Record extracts
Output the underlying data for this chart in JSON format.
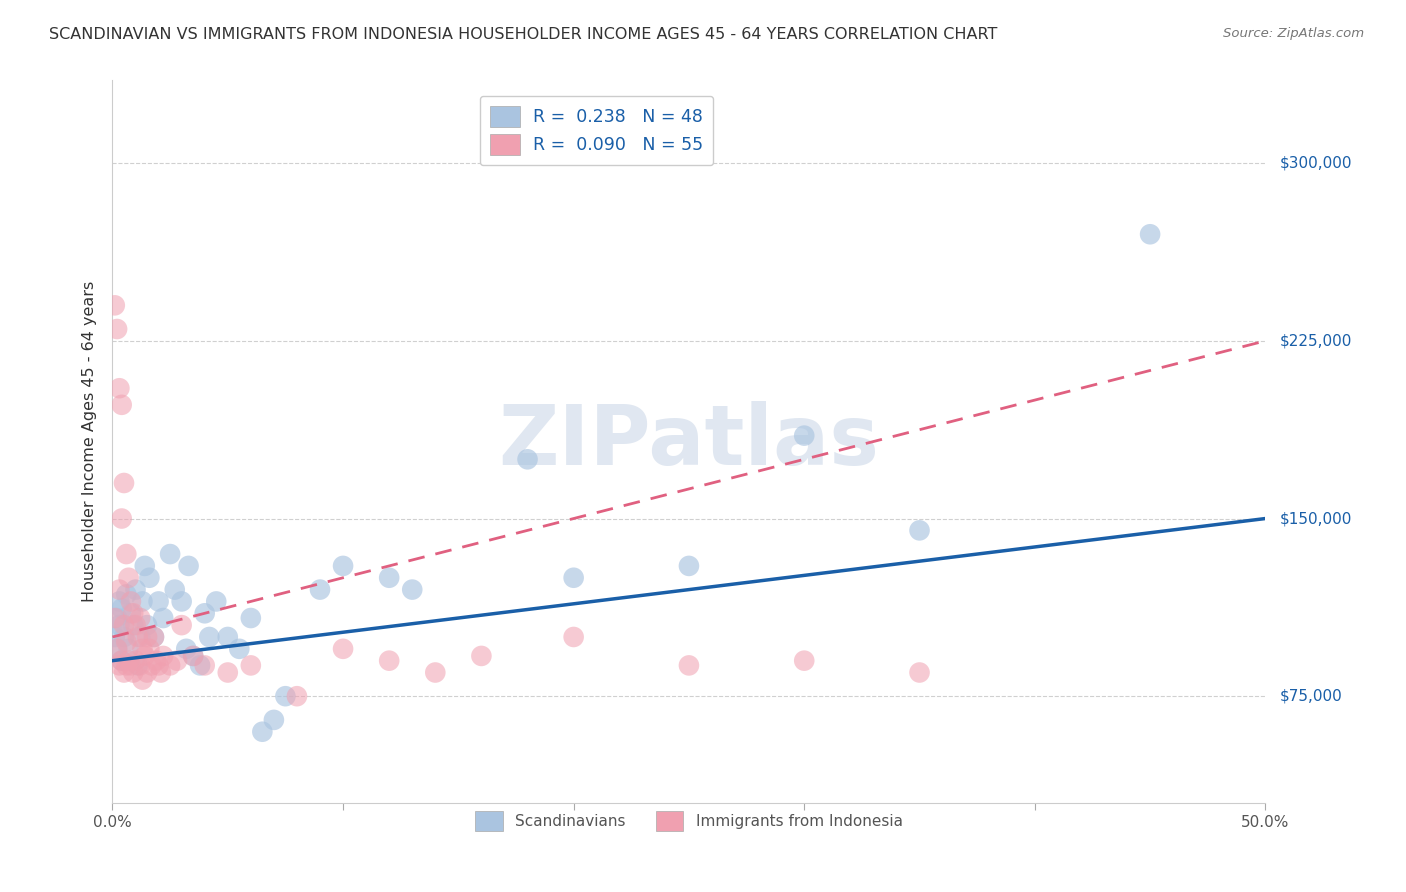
{
  "title": "SCANDINAVIAN VS IMMIGRANTS FROM INDONESIA HOUSEHOLDER INCOME AGES 45 - 64 YEARS CORRELATION CHART",
  "source": "Source: ZipAtlas.com",
  "ylabel": "Householder Income Ages 45 - 64 years",
  "yticks": [
    75000,
    150000,
    225000,
    300000
  ],
  "ytick_labels": [
    "$75,000",
    "$150,000",
    "$225,000",
    "$300,000"
  ],
  "xlim": [
    0.0,
    0.5
  ],
  "ylim": [
    30000,
    335000
  ],
  "blue_intercept": 90000,
  "blue_slope": 120000,
  "pink_intercept": 100000,
  "pink_slope": 250000,
  "scandinavians_x": [
    0.001,
    0.002,
    0.002,
    0.003,
    0.003,
    0.004,
    0.004,
    0.005,
    0.006,
    0.007,
    0.008,
    0.009,
    0.01,
    0.011,
    0.012,
    0.013,
    0.014,
    0.015,
    0.016,
    0.018,
    0.02,
    0.022,
    0.025,
    0.027,
    0.03,
    0.032,
    0.033,
    0.035,
    0.038,
    0.04,
    0.042,
    0.045,
    0.05,
    0.055,
    0.06,
    0.065,
    0.07,
    0.075,
    0.09,
    0.1,
    0.12,
    0.13,
    0.18,
    0.2,
    0.25,
    0.3,
    0.35,
    0.45
  ],
  "scandinavians_y": [
    100000,
    95000,
    108000,
    105000,
    115000,
    112000,
    90000,
    100000,
    118000,
    95000,
    110000,
    105000,
    120000,
    88000,
    100000,
    115000,
    130000,
    105000,
    125000,
    100000,
    115000,
    108000,
    135000,
    120000,
    115000,
    95000,
    130000,
    92000,
    88000,
    110000,
    100000,
    115000,
    100000,
    95000,
    108000,
    60000,
    65000,
    75000,
    120000,
    130000,
    125000,
    120000,
    175000,
    125000,
    130000,
    185000,
    145000,
    270000
  ],
  "indonesia_x": [
    0.001,
    0.001,
    0.002,
    0.002,
    0.003,
    0.003,
    0.003,
    0.004,
    0.004,
    0.004,
    0.005,
    0.005,
    0.005,
    0.006,
    0.006,
    0.006,
    0.007,
    0.007,
    0.008,
    0.008,
    0.009,
    0.009,
    0.01,
    0.01,
    0.011,
    0.012,
    0.012,
    0.013,
    0.013,
    0.014,
    0.015,
    0.015,
    0.016,
    0.017,
    0.018,
    0.019,
    0.02,
    0.021,
    0.022,
    0.025,
    0.028,
    0.03,
    0.035,
    0.04,
    0.05,
    0.06,
    0.08,
    0.1,
    0.12,
    0.14,
    0.16,
    0.2,
    0.25,
    0.3,
    0.35
  ],
  "indonesia_y": [
    240000,
    108000,
    230000,
    95000,
    205000,
    120000,
    88000,
    198000,
    150000,
    90000,
    165000,
    105000,
    85000,
    135000,
    98000,
    88000,
    125000,
    90000,
    115000,
    88000,
    110000,
    85000,
    105000,
    90000,
    100000,
    108000,
    88000,
    95000,
    82000,
    92000,
    100000,
    85000,
    95000,
    88000,
    100000,
    90000,
    88000,
    85000,
    92000,
    88000,
    90000,
    105000,
    92000,
    88000,
    85000,
    88000,
    75000,
    95000,
    90000,
    85000,
    92000,
    100000,
    88000,
    90000,
    85000
  ],
  "blue_color": "#aac4e0",
  "pink_color": "#f0a0b0",
  "blue_line_color": "#1a5fa8",
  "pink_line_color": "#e06080",
  "watermark_text": "ZIPatlas",
  "watermark_color": "#ccd8e8",
  "grid_color": "#d0d0d0",
  "background_color": "#ffffff",
  "legend1_blue": "R =  0.238   N = 48",
  "legend1_pink": "R =  0.090   N = 55",
  "legend2_blue": "Scandinavians",
  "legend2_pink": "Immigrants from Indonesia"
}
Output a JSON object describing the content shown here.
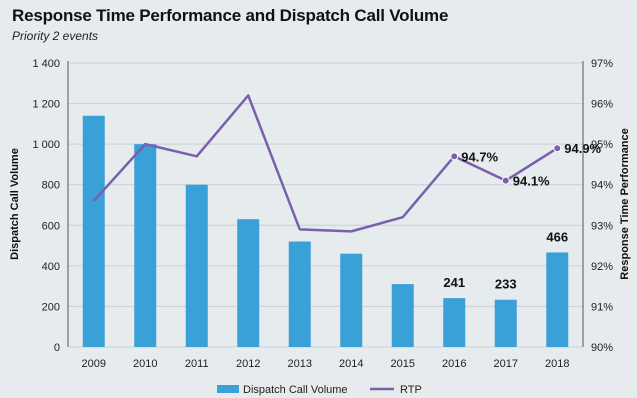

Given exercise
Without the pictures, transcribe the listing above exactly.

Task solution
Output the underlying data for this chart in JSON format.
{
  "title": "SCANDINAVIAN VS IMMIGRANTS FROM INDONESIA HOUSEHOLDER INCOME AGES 45 - 64 YEARS CORRELATION CHART",
  "source": "Source: ZipAtlas.com",
  "ylabel": "Householder Income Ages 45 - 64 years",
  "yticks": [
    75000,
    150000,
    225000,
    300000
  ],
  "ytick_labels": [
    "$75,000",
    "$150,000",
    "$225,000",
    "$300,000"
  ],
  "xlim": [
    0.0,
    0.5
  ],
  "ylim": [
    30000,
    335000
  ],
  "blue_intercept": 90000,
  "blue_slope": 120000,
  "pink_intercept": 100000,
  "pink_slope": 250000,
  "scandinavians_x": [
    0.001,
    0.002,
    0.002,
    0.003,
    0.003,
    0.004,
    0.004,
    0.005,
    0.006,
    0.007,
    0.008,
    0.009,
    0.01,
    0.011,
    0.012,
    0.013,
    0.014,
    0.015,
    0.016,
    0.018,
    0.02,
    0.022,
    0.025,
    0.027,
    0.03,
    0.032,
    0.033,
    0.035,
    0.038,
    0.04,
    0.042,
    0.045,
    0.05,
    0.055,
    0.06,
    0.065,
    0.07,
    0.075,
    0.09,
    0.1,
    0.12,
    0.13,
    0.18,
    0.2,
    0.25,
    0.3,
    0.35,
    0.45
  ],
  "scandinavians_y": [
    100000,
    95000,
    108000,
    105000,
    115000,
    112000,
    90000,
    100000,
    118000,
    95000,
    110000,
    105000,
    120000,
    88000,
    100000,
    115000,
    130000,
    105000,
    125000,
    100000,
    115000,
    108000,
    135000,
    120000,
    115000,
    95000,
    130000,
    92000,
    88000,
    110000,
    100000,
    115000,
    100000,
    95000,
    108000,
    60000,
    65000,
    75000,
    120000,
    130000,
    125000,
    120000,
    175000,
    125000,
    130000,
    185000,
    145000,
    270000
  ],
  "indonesia_x": [
    0.001,
    0.001,
    0.002,
    0.002,
    0.003,
    0.003,
    0.003,
    0.004,
    0.004,
    0.004,
    0.005,
    0.005,
    0.005,
    0.006,
    0.006,
    0.006,
    0.007,
    0.007,
    0.008,
    0.008,
    0.009,
    0.009,
    0.01,
    0.01,
    0.011,
    0.012,
    0.012,
    0.013,
    0.013,
    0.014,
    0.015,
    0.015,
    0.016,
    0.017,
    0.018,
    0.019,
    0.02,
    0.021,
    0.022,
    0.025,
    0.028,
    0.03,
    0.035,
    0.04,
    0.05,
    0.06,
    0.08,
    0.1,
    0.12,
    0.14,
    0.16,
    0.2,
    0.25,
    0.3,
    0.35
  ],
  "indonesia_y": [
    240000,
    108000,
    230000,
    95000,
    205000,
    120000,
    88000,
    198000,
    150000,
    90000,
    165000,
    105000,
    85000,
    135000,
    98000,
    88000,
    125000,
    90000,
    115000,
    88000,
    110000,
    85000,
    105000,
    90000,
    100000,
    108000,
    88000,
    95000,
    82000,
    92000,
    100000,
    85000,
    95000,
    88000,
    100000,
    90000,
    88000,
    85000,
    92000,
    88000,
    90000,
    105000,
    92000,
    88000,
    85000,
    88000,
    75000,
    95000,
    90000,
    85000,
    92000,
    100000,
    88000,
    90000,
    85000
  ],
  "blue_color": "#aac4e0",
  "pink_color": "#f0a0b0",
  "blue_line_color": "#1a5fa8",
  "pink_line_color": "#e06080",
  "watermark_text": "ZIPatlas",
  "watermark_color": "#ccd8e8",
  "grid_color": "#d0d0d0",
  "background_color": "#ffffff",
  "legend1_blue": "R =  0.238   N = 48",
  "legend1_pink": "R =  0.090   N = 55",
  "legend2_blue": "Scandinavians",
  "legend2_pink": "Immigrants from Indonesia"
}
Output a JSON object describing the content shown here.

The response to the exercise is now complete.